■ 本文 ■

西晋時代の「相和」
こんばんは。
曹植の「相和」歌辞制作は、
一種の不敬罪に当たった可能性があると考えられる背景を昨日述べました。
では、魏王朝が西晋王朝に移ってからはどうだったのでしょう。
「相和」の替え歌を作るのは、西晋時代でも憚られるようなことだったのでしょうか。
西晋の傅玄(217―278)には、曹植と同じく、
曹操「薤露・惟漢二十二世」に基づく「惟漢行」があります。
もし傅玄の「惟漢行」が西晋時代に入ってから作られたのであれば、*1
当時「相和」はすでに、宮廷音楽としての位置にはなかったと見ることができるかもしれません。
一方、陸機(261―303)には「相和」歌辞が一首もありません。*2
彼は多くの楽府詩を残していますが、それらは「清商三調」か雑曲に属するものです。

■ データセット ■
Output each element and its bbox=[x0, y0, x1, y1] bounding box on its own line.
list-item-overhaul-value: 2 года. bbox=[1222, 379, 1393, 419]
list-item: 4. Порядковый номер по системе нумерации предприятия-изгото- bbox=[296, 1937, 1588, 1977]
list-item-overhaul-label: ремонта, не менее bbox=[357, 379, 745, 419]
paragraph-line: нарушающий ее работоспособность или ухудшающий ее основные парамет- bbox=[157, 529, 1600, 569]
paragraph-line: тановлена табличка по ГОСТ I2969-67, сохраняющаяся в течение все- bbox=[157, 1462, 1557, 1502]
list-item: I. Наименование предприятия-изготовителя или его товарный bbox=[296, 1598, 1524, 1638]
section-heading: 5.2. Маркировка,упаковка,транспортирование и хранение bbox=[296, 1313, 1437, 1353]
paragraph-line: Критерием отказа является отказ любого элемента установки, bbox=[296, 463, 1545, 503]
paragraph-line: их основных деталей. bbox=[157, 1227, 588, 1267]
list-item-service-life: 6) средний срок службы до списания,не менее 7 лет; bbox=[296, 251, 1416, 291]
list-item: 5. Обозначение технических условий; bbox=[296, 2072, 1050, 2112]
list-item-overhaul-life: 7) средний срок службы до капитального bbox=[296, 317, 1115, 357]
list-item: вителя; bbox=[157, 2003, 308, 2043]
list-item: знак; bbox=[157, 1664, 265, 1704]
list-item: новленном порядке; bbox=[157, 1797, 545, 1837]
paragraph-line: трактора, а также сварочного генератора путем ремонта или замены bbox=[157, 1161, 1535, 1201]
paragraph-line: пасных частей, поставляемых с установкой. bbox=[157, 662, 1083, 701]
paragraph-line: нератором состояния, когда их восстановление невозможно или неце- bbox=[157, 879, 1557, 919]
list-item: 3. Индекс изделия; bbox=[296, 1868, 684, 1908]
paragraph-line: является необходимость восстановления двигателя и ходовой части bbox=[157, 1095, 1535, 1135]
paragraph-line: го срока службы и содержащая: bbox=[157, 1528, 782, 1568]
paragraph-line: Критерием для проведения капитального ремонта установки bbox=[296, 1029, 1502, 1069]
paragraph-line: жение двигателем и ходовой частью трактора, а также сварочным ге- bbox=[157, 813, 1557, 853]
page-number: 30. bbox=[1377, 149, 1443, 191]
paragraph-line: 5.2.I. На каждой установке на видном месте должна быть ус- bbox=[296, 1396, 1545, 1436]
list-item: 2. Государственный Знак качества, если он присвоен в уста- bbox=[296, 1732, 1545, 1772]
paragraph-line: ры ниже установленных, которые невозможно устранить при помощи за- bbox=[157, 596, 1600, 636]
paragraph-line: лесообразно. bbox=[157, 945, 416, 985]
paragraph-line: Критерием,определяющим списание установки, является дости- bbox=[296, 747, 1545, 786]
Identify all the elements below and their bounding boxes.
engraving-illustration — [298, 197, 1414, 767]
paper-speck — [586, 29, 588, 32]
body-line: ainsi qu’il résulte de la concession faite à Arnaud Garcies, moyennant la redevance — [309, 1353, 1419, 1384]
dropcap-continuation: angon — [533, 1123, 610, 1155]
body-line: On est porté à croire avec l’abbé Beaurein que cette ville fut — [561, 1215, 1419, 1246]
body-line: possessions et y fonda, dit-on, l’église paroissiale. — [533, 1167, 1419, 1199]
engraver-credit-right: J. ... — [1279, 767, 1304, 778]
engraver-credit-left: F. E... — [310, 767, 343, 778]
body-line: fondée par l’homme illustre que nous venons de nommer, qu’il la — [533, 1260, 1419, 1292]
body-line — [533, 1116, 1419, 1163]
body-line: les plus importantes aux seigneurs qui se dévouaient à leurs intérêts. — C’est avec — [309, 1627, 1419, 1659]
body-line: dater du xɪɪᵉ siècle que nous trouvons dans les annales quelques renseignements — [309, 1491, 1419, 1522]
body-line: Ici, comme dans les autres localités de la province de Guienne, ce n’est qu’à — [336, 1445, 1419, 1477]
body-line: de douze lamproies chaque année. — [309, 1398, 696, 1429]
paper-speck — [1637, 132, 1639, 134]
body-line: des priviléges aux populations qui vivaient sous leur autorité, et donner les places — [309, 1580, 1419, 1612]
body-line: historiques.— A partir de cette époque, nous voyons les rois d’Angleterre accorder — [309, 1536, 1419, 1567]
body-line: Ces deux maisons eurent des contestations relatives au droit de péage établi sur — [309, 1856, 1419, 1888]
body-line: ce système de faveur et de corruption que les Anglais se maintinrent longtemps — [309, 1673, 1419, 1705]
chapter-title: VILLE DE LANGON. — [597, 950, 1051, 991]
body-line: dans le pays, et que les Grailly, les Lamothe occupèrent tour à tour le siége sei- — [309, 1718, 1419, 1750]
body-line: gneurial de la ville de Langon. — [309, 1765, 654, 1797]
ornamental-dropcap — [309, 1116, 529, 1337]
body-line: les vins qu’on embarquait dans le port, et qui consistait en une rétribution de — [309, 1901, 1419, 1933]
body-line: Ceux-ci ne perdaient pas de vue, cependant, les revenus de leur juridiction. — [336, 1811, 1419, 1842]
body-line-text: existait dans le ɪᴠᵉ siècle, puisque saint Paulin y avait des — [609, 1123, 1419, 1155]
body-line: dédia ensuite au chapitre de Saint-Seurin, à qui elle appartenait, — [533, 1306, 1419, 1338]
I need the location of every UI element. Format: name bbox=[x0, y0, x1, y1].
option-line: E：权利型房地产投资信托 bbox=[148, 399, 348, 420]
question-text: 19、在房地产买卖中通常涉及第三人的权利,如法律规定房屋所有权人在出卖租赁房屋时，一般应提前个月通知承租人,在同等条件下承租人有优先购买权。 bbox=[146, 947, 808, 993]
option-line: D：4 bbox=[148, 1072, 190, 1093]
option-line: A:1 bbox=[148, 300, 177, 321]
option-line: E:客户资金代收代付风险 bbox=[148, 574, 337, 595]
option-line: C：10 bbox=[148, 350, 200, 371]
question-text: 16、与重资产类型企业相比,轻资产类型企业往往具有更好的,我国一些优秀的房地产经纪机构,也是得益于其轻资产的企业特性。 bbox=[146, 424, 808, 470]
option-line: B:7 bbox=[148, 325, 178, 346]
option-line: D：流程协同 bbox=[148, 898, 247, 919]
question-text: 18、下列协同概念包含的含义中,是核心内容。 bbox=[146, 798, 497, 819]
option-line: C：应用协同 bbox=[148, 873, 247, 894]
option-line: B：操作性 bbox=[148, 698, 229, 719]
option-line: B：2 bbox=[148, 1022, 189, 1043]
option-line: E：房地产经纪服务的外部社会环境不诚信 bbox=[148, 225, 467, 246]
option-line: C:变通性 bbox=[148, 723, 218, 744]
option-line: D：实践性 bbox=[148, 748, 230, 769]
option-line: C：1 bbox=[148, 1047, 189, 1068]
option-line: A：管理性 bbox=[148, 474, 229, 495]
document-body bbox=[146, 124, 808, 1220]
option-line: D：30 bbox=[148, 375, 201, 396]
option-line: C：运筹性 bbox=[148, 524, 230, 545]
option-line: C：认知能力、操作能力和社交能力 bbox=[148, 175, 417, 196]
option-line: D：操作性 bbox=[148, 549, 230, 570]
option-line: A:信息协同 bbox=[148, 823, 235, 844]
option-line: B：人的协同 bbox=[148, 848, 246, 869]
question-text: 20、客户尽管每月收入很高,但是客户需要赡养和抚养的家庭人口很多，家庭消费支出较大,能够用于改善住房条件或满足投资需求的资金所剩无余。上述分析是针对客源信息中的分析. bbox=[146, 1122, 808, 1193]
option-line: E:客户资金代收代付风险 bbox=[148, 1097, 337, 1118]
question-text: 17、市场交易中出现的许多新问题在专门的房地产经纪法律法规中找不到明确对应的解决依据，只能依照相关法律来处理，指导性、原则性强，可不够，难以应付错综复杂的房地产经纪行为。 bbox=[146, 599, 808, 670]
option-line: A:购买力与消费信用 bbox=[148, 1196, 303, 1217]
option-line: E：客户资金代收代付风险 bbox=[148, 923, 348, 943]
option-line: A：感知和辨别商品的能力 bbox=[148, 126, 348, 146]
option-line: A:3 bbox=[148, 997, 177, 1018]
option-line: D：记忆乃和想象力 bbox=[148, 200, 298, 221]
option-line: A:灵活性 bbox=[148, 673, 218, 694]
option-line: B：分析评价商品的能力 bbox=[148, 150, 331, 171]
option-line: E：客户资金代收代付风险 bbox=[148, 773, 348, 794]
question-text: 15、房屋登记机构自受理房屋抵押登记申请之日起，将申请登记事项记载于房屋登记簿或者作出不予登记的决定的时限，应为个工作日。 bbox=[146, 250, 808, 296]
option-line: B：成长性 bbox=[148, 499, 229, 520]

■ 小問 A ■
次の(i)～(iii)が西晋時代の「相和」を論じた本文の内容と合うかどうかを、それぞれ「はい」か「いいえ」で答えよ。判断の根拠となる本文の語句も、そのまま引用して添えること。
(i) 傅玄の「惟漢行」は曹操「薤露・惟漢二十二世」に基づく。
(ii) 陸機には「相和」歌辞が数首ある。
(iii) 陸機の楽府詩は「清商三調」か雑曲に属する。
■ 小問 B ■
西晋時代の「相和」を論じた本文に出てくる人名をすべて挙げよ。
■ 小問 C ■
西晋時代の「相和」を論じた本文を、最後の文の後から書き継げ。

■ 解答 A ■
(i) はい。「曹操「薤露・惟漢二十二世」に基づく「惟漢行」があります」
(ii) いいえ。「陸機(261―303)には「相和」歌辞が一首もありません」
(iii) はい。「それらは「清商三調」か雑曲に属するものです」

■ 解答 B ■
曹植、傅玄、曹操、陸機

■ 解答 C ■
このことをどう見るべきでしょうか。
西晋時代、「相和」はやはり宮廷音楽としての威厳を保っていたのか、
それとも、宮廷音楽ではなくなっていたけれども、陸機が新歌辞を作らなかったのか。
もし後者であった場合、たまたま心が惹かれなくて作らなかっただけなのか、
それとも、何らかの理由があって、作ることを敢えて回避したのか。
そのあたりのことを明らかにしたいのですが、
西晋王朝における「相和」演奏の実態はなんとも不明瞭です。
『宋書』巻21・楽志三では、
魏の「相和」諸歌辞の後に続けて、西晋の荀勗が編成した「清商三調」が列記され、
「相和」の宮廷音楽としての命脈については、特に明記されていません。
『楽府詩集』巻26・27・28では、
そこに収載する「相和」諸歌辞のひとつひとつに、
「魏楽所奏」「魏晋楽所奏」「晋楽所奏」といった付記が見えています。
ですが、これも以前に述べたとおり、根拠が不明です。
また同じ行き止まりに来てしまいました。
後で再び逢着したときのために、ここに旗を立てておきます。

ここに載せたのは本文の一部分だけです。